Stated exercise » Print exactly the lines from the line with "Serialize everything readable" to the last line of the data, please, both included.

Dataset excerpts »

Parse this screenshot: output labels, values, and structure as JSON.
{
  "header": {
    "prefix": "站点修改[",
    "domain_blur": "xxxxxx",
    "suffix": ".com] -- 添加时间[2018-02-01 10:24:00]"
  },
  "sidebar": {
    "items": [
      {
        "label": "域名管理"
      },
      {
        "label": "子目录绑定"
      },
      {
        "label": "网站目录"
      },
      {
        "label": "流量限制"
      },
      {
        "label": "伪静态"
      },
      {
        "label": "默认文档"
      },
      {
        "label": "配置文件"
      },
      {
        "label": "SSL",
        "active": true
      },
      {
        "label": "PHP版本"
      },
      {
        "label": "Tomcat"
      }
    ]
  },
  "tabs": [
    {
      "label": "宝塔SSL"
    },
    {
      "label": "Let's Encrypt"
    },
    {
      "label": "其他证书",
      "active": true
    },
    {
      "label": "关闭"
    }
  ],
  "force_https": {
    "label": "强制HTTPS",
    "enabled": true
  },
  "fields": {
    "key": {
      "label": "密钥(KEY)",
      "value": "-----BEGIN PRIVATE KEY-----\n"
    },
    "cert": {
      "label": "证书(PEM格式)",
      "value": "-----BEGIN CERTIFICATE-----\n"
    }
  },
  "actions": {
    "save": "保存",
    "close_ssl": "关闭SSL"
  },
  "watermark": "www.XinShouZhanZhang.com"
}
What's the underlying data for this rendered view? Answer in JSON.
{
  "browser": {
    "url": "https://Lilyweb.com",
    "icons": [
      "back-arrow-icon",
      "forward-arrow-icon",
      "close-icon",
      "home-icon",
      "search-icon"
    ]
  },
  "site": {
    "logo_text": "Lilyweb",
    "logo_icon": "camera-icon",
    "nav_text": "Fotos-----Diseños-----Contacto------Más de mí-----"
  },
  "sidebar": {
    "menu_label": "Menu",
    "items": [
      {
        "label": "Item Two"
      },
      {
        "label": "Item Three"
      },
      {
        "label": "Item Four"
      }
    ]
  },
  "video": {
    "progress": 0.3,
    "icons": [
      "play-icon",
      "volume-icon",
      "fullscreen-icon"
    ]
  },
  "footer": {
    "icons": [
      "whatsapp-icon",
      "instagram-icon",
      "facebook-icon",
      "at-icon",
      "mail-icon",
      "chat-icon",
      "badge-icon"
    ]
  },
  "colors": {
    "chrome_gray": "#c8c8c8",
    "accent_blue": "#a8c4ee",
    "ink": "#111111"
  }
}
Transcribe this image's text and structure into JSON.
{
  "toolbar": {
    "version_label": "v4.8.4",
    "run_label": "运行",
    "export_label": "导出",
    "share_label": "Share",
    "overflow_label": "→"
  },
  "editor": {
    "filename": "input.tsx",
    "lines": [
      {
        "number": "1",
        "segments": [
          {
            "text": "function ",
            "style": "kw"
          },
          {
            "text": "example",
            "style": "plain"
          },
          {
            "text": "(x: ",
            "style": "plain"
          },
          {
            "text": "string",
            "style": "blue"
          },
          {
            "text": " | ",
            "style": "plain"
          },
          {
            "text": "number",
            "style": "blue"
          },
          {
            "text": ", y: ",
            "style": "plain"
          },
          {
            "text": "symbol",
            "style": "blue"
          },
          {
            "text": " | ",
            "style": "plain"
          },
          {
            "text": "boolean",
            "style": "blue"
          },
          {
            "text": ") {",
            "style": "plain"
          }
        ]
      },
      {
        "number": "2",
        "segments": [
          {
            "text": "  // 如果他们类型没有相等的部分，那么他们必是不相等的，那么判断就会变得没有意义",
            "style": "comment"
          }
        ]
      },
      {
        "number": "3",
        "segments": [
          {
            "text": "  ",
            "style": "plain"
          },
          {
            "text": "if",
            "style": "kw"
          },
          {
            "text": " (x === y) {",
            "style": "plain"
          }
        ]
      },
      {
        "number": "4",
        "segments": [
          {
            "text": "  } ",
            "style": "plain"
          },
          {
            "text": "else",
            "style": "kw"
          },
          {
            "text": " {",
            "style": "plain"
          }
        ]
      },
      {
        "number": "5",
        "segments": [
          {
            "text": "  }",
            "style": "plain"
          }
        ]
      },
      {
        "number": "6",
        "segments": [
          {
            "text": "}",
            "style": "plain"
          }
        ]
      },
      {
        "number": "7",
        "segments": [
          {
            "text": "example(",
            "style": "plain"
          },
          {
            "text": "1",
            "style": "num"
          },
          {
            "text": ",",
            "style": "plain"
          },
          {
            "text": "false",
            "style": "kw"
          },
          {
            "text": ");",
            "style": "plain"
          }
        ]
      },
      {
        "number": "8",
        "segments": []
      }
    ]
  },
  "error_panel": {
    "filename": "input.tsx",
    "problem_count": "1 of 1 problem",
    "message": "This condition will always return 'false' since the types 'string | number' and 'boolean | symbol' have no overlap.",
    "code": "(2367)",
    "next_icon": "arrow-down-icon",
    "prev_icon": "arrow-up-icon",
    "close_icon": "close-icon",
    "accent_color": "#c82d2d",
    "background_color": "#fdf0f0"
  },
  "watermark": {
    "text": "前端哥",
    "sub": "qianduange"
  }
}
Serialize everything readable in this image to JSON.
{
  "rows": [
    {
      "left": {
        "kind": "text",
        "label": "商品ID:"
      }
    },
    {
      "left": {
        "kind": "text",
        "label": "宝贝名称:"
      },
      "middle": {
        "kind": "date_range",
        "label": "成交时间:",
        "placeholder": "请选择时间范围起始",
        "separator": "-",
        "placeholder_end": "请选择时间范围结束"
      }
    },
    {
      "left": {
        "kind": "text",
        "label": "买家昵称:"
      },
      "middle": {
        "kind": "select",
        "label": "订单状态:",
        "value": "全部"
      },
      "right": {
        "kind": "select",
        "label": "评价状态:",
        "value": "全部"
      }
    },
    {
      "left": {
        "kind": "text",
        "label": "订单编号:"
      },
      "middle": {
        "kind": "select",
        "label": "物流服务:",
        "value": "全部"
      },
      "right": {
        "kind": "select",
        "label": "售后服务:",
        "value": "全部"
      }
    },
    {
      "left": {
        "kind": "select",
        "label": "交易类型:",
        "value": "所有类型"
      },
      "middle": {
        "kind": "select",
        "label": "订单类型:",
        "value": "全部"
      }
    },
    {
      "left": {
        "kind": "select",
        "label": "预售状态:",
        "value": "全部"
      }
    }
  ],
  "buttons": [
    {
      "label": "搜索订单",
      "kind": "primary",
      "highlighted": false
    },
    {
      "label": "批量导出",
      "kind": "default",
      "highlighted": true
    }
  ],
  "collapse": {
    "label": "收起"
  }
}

Task result »
Serialize everything readable in this image to JSON.
{
  "rows": [
    {
      "left": {
        "kind": "text",
        "label": "商品ID:"
      }
    },
    {
      "left": {
        "kind": "text",
        "label": "宝贝名称:"
      },
      "middle": {
        "kind": "date_range",
        "label": "成交时间:",
        "placeholder": "请选择时间范围起始",
        "separator": "-",
        "placeholder_end": "请选择时间范围结束"
      }
    },
    {
      "left": {
        "kind": "text",
        "label": "买家昵称:"
      },
      "middle": {
        "kind": "select",
        "label": "订单状态:",
        "value": "全部"
      },
      "right": {
        "kind": "select",
        "label": "评价状态:",
        "value": "全部"
      }
    },
    {
      "left": {
        "kind": "text",
        "label": "订单编号:"
      },
      "middle": {
        "kind": "select",
        "label": "物流服务:",
        "value": "全部"
      },
      "right": {
        "kind": "select",
        "label": "售后服务:",
        "value": "全部"
      }
    },
    {
      "left": {
        "kind": "select",
        "label": "交易类型:",
        "value": "所有类型"
      },
      "middle": {
        "kind": "select",
        "label": "订单类型:",
        "value": "全部"
      }
    },
    {
      "left": {
        "kind": "select",
        "label": "预售状态:",
        "value": "全部"
      }
    }
  ],
  "buttons": [
    {
      "label": "搜索订单",
      "kind": "primary",
      "highlighted": false
    },
    {
      "label": "批量导出",
      "kind": "default",
      "highlighted": true
    }
  ],
  "collapse": {
    "label": "收起"
  }
}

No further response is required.